───── Given data

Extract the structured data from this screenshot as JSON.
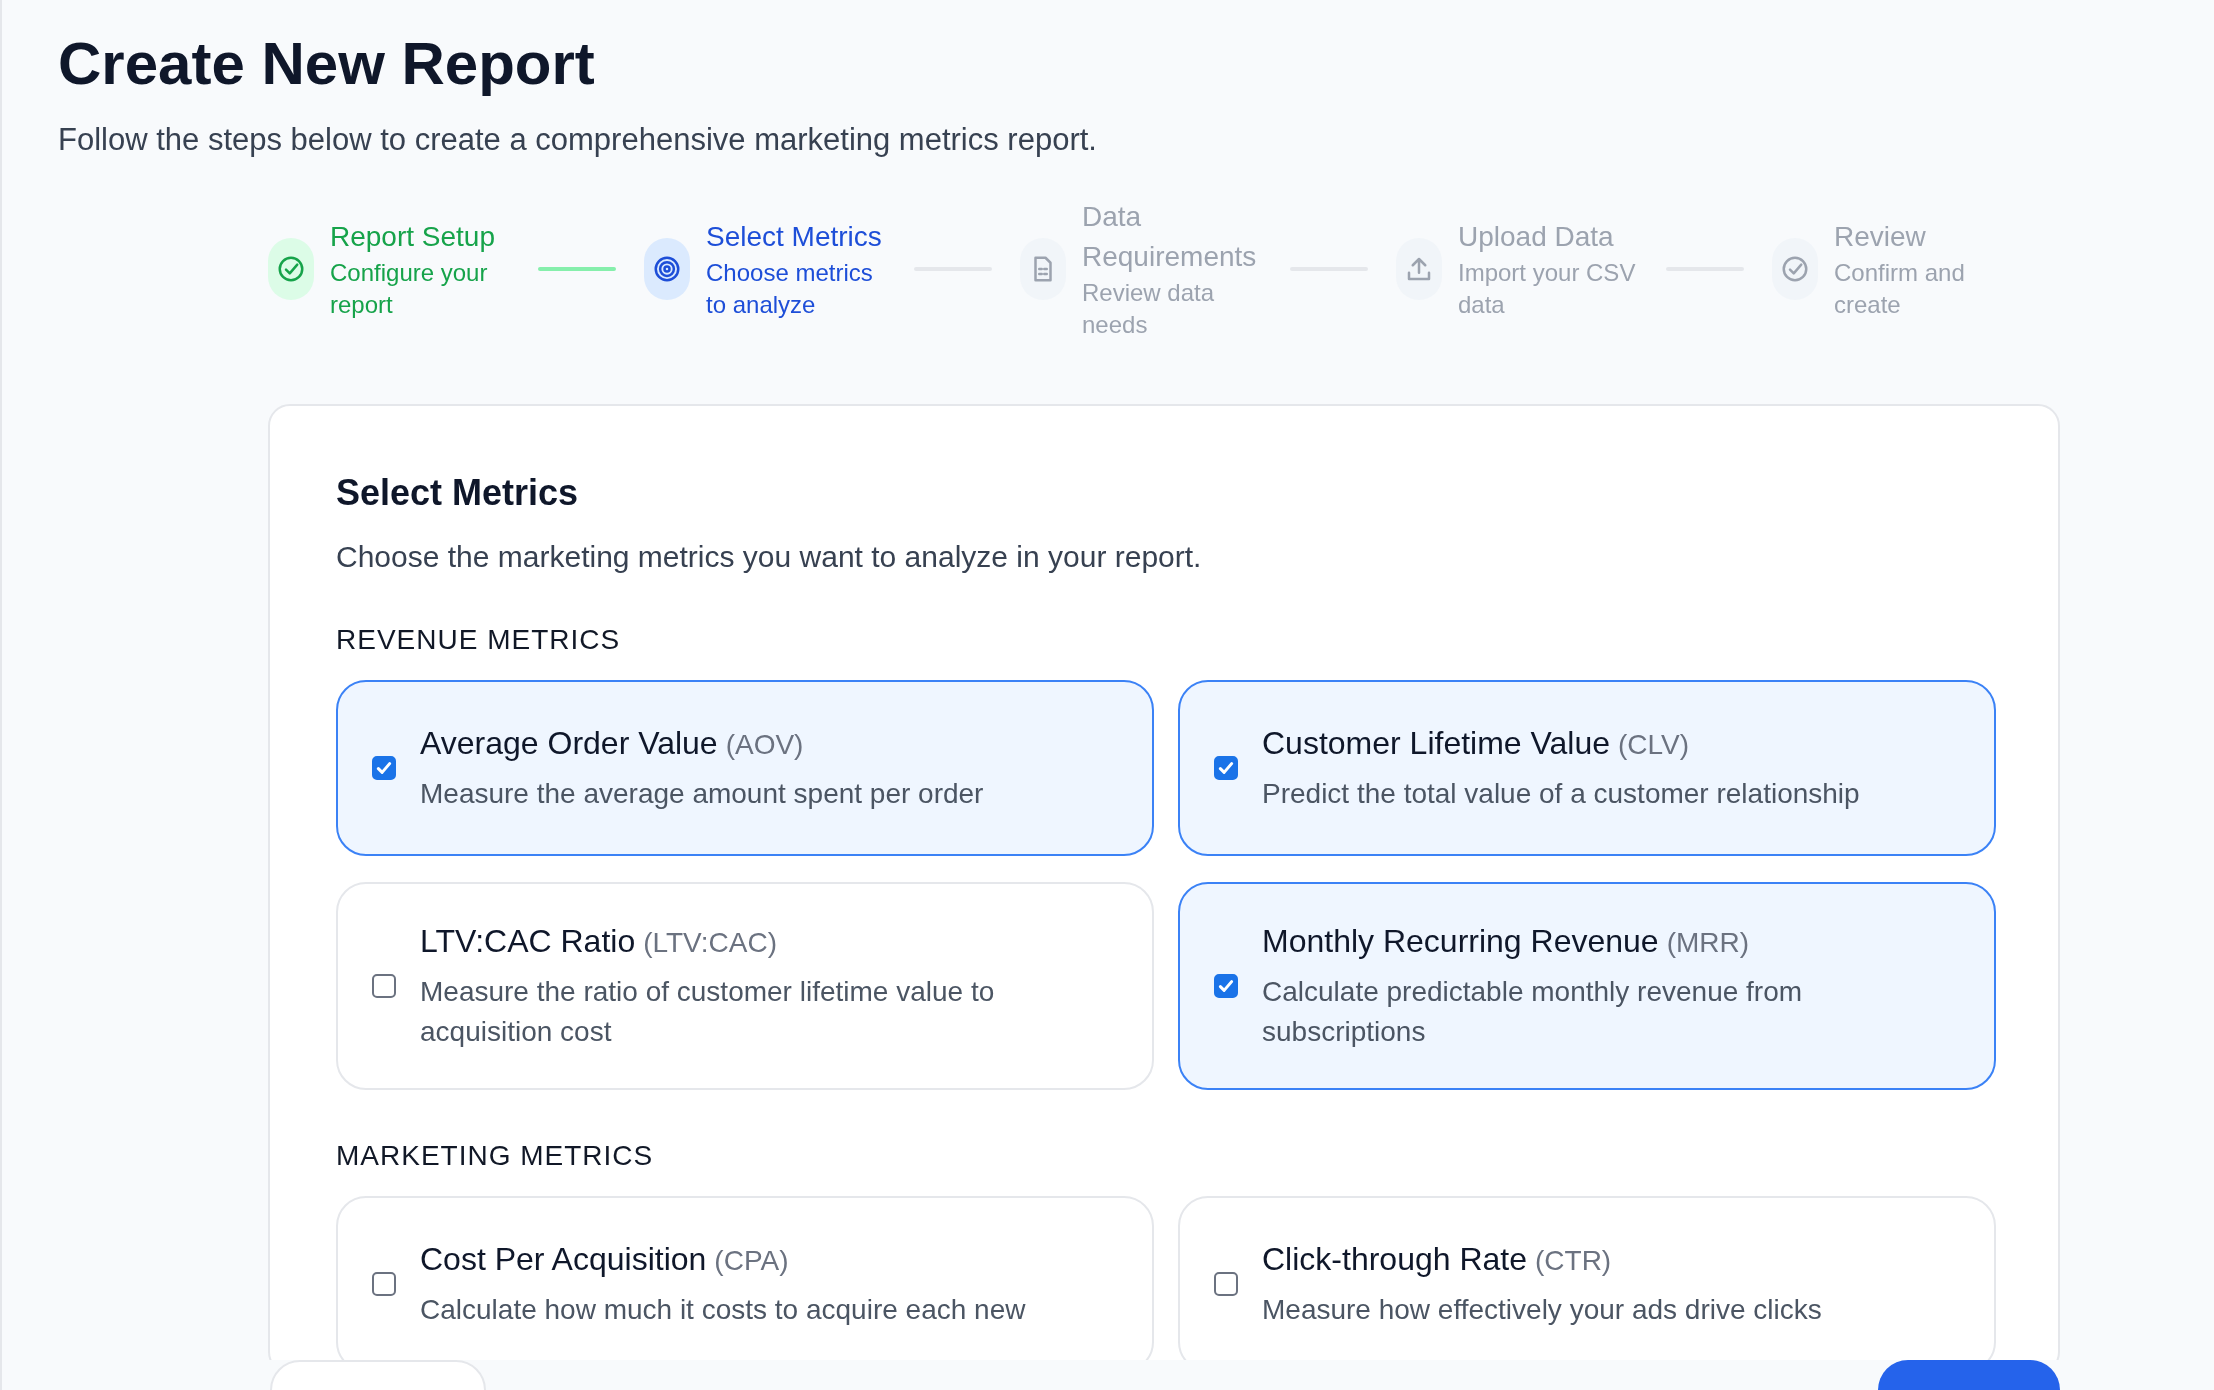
{
  "title": "Create New Report",
  "subtitle": "Follow the steps below to create a comprehensive marketing metrics report.",
  "steps": [
    {
      "title": "Report Setup",
      "description": "Configure your report",
      "completed": true,
      "selected": false,
      "kind": "check"
    },
    {
      "title": "Select Metrics",
      "description": "Choose metrics to analyze",
      "completed": false,
      "selected": true,
      "kind": "target"
    },
    {
      "title": "Data Requirements",
      "description": "Review data needs",
      "completed": false,
      "selected": false,
      "kind": "document"
    },
    {
      "title": "Upload Data",
      "description": "Import your CSV data",
      "completed": false,
      "selected": false,
      "kind": "upload"
    },
    {
      "title": "Review",
      "description": "Confirm and create",
      "completed": false,
      "selected": false,
      "kind": "check"
    }
  ],
  "panel": {
    "title": "Select Metrics",
    "description": "Choose the marketing metrics you want to analyze in your report.",
    "sections": [
      {
        "title": "REVENUE METRICS",
        "metrics": [
          {
            "name": "Average Order Value",
            "abbr": "(AOV)",
            "description": "Measure the average amount spent per order",
            "checked": true
          },
          {
            "name": "Customer Lifetime Value",
            "abbr": "(CLV)",
            "description": "Predict the total value of a customer relationship",
            "checked": true
          },
          {
            "name": "LTV:CAC Ratio",
            "abbr": "(LTV:CAC)",
            "description": "Measure the ratio of customer lifetime value to acquisition cost",
            "checked": false
          },
          {
            "name": "Monthly Recurring Revenue",
            "abbr": "(MRR)",
            "description": "Calculate predictable monthly revenue from subscriptions",
            "checked": true
          }
        ]
      },
      {
        "title": "MARKETING METRICS",
        "metrics": [
          {
            "name": "Cost Per Acquisition",
            "abbr": "(CPA)",
            "description": "Calculate how much it costs to acquire each new",
            "checked": false
          },
          {
            "name": "Click-through Rate",
            "abbr": "(CTR)",
            "description": "Measure how effectively your ads drive clicks",
            "checked": false
          }
        ]
      }
    ]
  }
}
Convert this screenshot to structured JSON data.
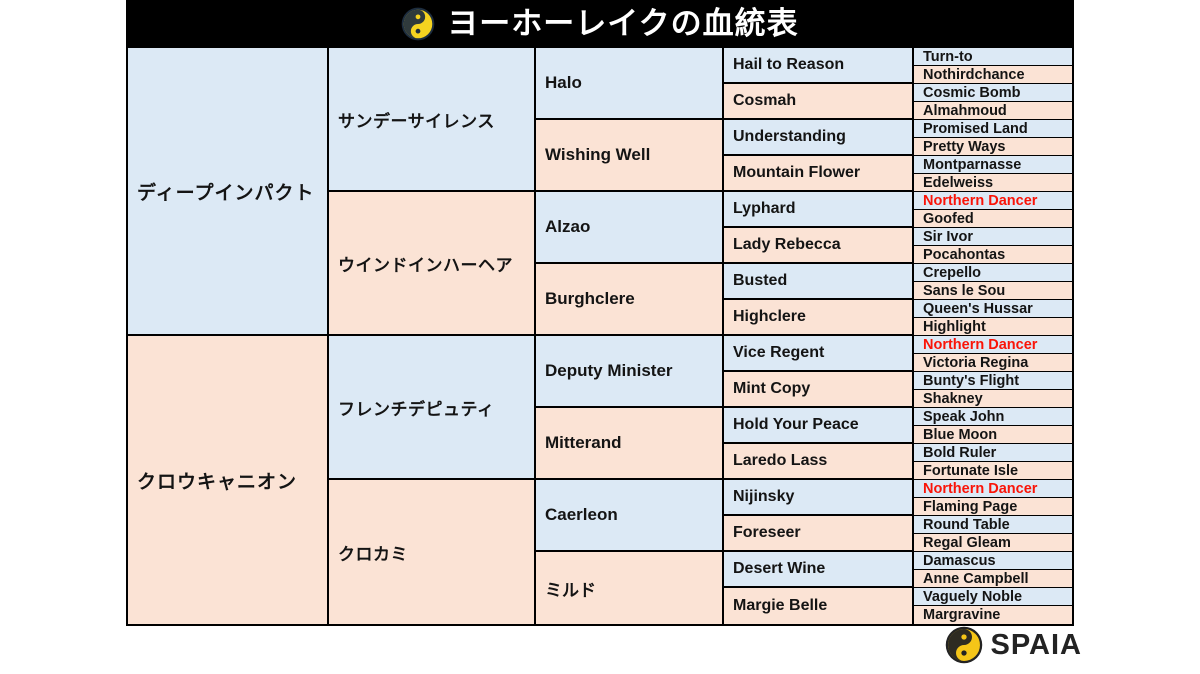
{
  "header": {
    "title": "ヨーホーレイクの血統表",
    "logo_icon": "spaia-swirl-icon",
    "background_color": "#000000",
    "text_color": "#ffffff"
  },
  "colors": {
    "sire_blue": "#dce9f5",
    "dam_pink": "#fbe3d5",
    "highlight_red": "#fa1408",
    "border": "#000000"
  },
  "pedigree": {
    "generation_1": [
      {
        "name": "ディープインパクト",
        "shade": "blue"
      },
      {
        "name": "クロウキャニオン",
        "shade": "pink"
      }
    ],
    "generation_2": [
      {
        "name": "サンデーサイレンス",
        "shade": "blue"
      },
      {
        "name": "ウインドインハーヘア",
        "shade": "pink"
      },
      {
        "name": "フレンチデピュティ",
        "shade": "blue"
      },
      {
        "name": "クロカミ",
        "shade": "pink"
      }
    ],
    "generation_3": [
      {
        "name": "Halo",
        "shade": "blue"
      },
      {
        "name": "Wishing Well",
        "shade": "pink"
      },
      {
        "name": "Alzao",
        "shade": "blue"
      },
      {
        "name": "Burghclere",
        "shade": "pink"
      },
      {
        "name": "Deputy Minister",
        "shade": "blue"
      },
      {
        "name": "Mitterand",
        "shade": "pink"
      },
      {
        "name": "Caerleon",
        "shade": "blue"
      },
      {
        "name": "ミルド",
        "shade": "pink"
      }
    ],
    "generation_4": [
      {
        "name": "Hail to Reason",
        "shade": "blue"
      },
      {
        "name": "Cosmah",
        "shade": "pink"
      },
      {
        "name": "Understanding",
        "shade": "blue"
      },
      {
        "name": "Mountain Flower",
        "shade": "pink"
      },
      {
        "name": "Lyphard",
        "shade": "blue"
      },
      {
        "name": "Lady Rebecca",
        "shade": "pink"
      },
      {
        "name": "Busted",
        "shade": "blue"
      },
      {
        "name": "Highclere",
        "shade": "pink"
      },
      {
        "name": "Vice Regent",
        "shade": "blue"
      },
      {
        "name": "Mint Copy",
        "shade": "pink"
      },
      {
        "name": "Hold Your Peace",
        "shade": "blue"
      },
      {
        "name": "Laredo Lass",
        "shade": "pink"
      },
      {
        "name": "Nijinsky",
        "shade": "blue"
      },
      {
        "name": "Foreseer",
        "shade": "pink"
      },
      {
        "name": "Desert Wine",
        "shade": "blue"
      },
      {
        "name": "Margie Belle",
        "shade": "pink"
      }
    ],
    "generation_5": [
      {
        "name": "Turn-to",
        "shade": "blue",
        "highlight": false
      },
      {
        "name": "Nothirdchance",
        "shade": "pink",
        "highlight": false
      },
      {
        "name": "Cosmic Bomb",
        "shade": "blue",
        "highlight": false
      },
      {
        "name": "Almahmoud",
        "shade": "pink",
        "highlight": false
      },
      {
        "name": "Promised Land",
        "shade": "blue",
        "highlight": false
      },
      {
        "name": "Pretty Ways",
        "shade": "pink",
        "highlight": false
      },
      {
        "name": "Montparnasse",
        "shade": "blue",
        "highlight": false
      },
      {
        "name": "Edelweiss",
        "shade": "pink",
        "highlight": false
      },
      {
        "name": "Northern Dancer",
        "shade": "blue",
        "highlight": true
      },
      {
        "name": "Goofed",
        "shade": "pink",
        "highlight": false
      },
      {
        "name": "Sir Ivor",
        "shade": "blue",
        "highlight": false
      },
      {
        "name": "Pocahontas",
        "shade": "pink",
        "highlight": false
      },
      {
        "name": "Crepello",
        "shade": "blue",
        "highlight": false
      },
      {
        "name": "Sans le Sou",
        "shade": "pink",
        "highlight": false
      },
      {
        "name": "Queen's Hussar",
        "shade": "blue",
        "highlight": false
      },
      {
        "name": "Highlight",
        "shade": "pink",
        "highlight": false
      },
      {
        "name": "Northern Dancer",
        "shade": "blue",
        "highlight": true
      },
      {
        "name": "Victoria Regina",
        "shade": "pink",
        "highlight": false
      },
      {
        "name": "Bunty's Flight",
        "shade": "blue",
        "highlight": false
      },
      {
        "name": "Shakney",
        "shade": "pink",
        "highlight": false
      },
      {
        "name": "Speak John",
        "shade": "blue",
        "highlight": false
      },
      {
        "name": "Blue Moon",
        "shade": "pink",
        "highlight": false
      },
      {
        "name": "Bold Ruler",
        "shade": "blue",
        "highlight": false
      },
      {
        "name": "Fortunate Isle",
        "shade": "pink",
        "highlight": false
      },
      {
        "name": "Northern Dancer",
        "shade": "blue",
        "highlight": true
      },
      {
        "name": "Flaming Page",
        "shade": "pink",
        "highlight": false
      },
      {
        "name": "Round Table",
        "shade": "blue",
        "highlight": false
      },
      {
        "name": "Regal Gleam",
        "shade": "pink",
        "highlight": false
      },
      {
        "name": "Damascus",
        "shade": "blue",
        "highlight": false
      },
      {
        "name": "Anne Campbell",
        "shade": "pink",
        "highlight": false
      },
      {
        "name": "Vaguely Noble",
        "shade": "blue",
        "highlight": false
      },
      {
        "name": "Margravine",
        "shade": "pink",
        "highlight": false
      }
    ]
  },
  "footer": {
    "brand": "SPAIA",
    "logo_icon": "spaia-swirl-icon"
  }
}
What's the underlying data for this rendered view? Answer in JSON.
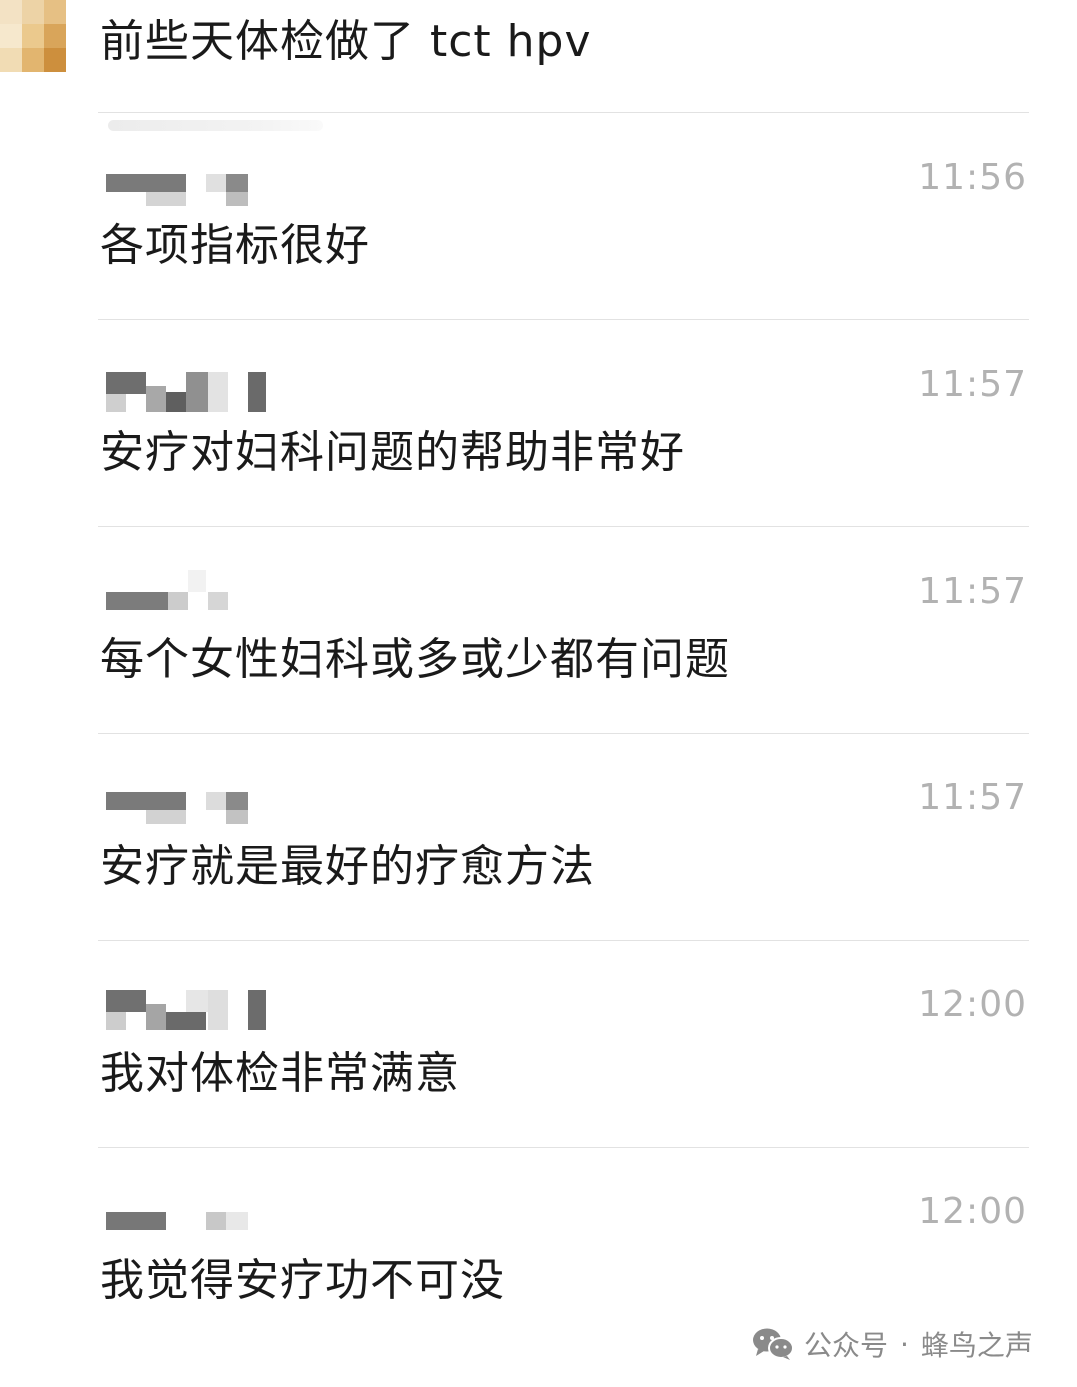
{
  "messages": [
    {
      "text": "前些天体检做了 tct hpv",
      "time": ""
    },
    {
      "text": "各项指标很好",
      "time": "11:56"
    },
    {
      "text": "安疗对妇科问题的帮助非常好",
      "time": "11:57"
    },
    {
      "text": "每个女性妇科或多或少都有问题",
      "time": "11:57"
    },
    {
      "text": "安疗就是最好的疗愈方法",
      "time": "11:57"
    },
    {
      "text": "我对体检非常满意",
      "time": "12:00"
    },
    {
      "text": "我觉得安疗功不可没",
      "time": "12:00"
    }
  ],
  "watermark": {
    "platform": "公众号",
    "separator": "·",
    "account": "蜂鸟之声",
    "icon": "wechat-icon"
  },
  "colors": {
    "time": "#b2b2b2",
    "divider": "#e2e2e2",
    "blur_dark": "#6e6e6e",
    "blur_light": "#d9d9d9"
  }
}
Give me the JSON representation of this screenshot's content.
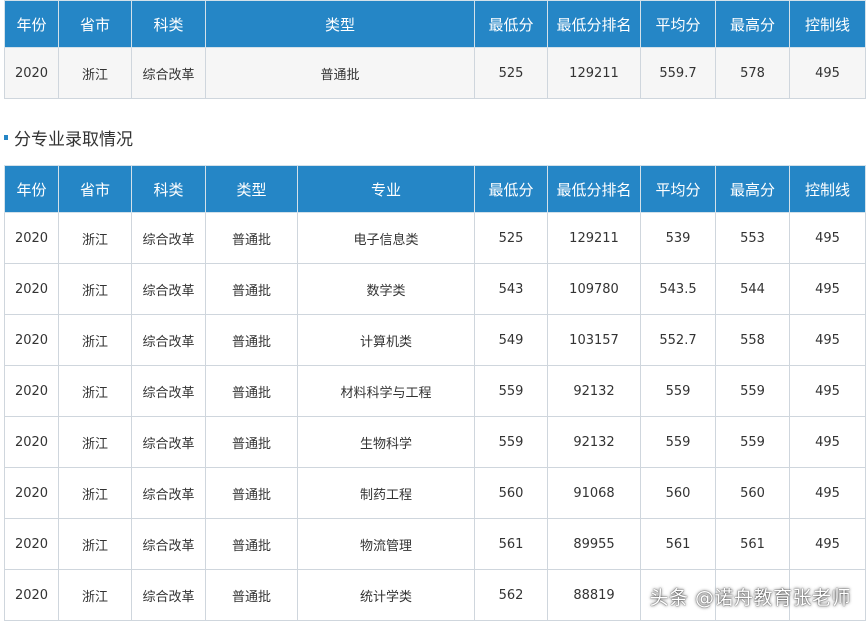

──────────

> _Exercise_: Filter the entries down to the lines with the word "analyze" in them.

> _Task answer_:
      "description": "Choose metrics to analyze",
    "description": "Choose the marketing metrics you want to analyze in your report.",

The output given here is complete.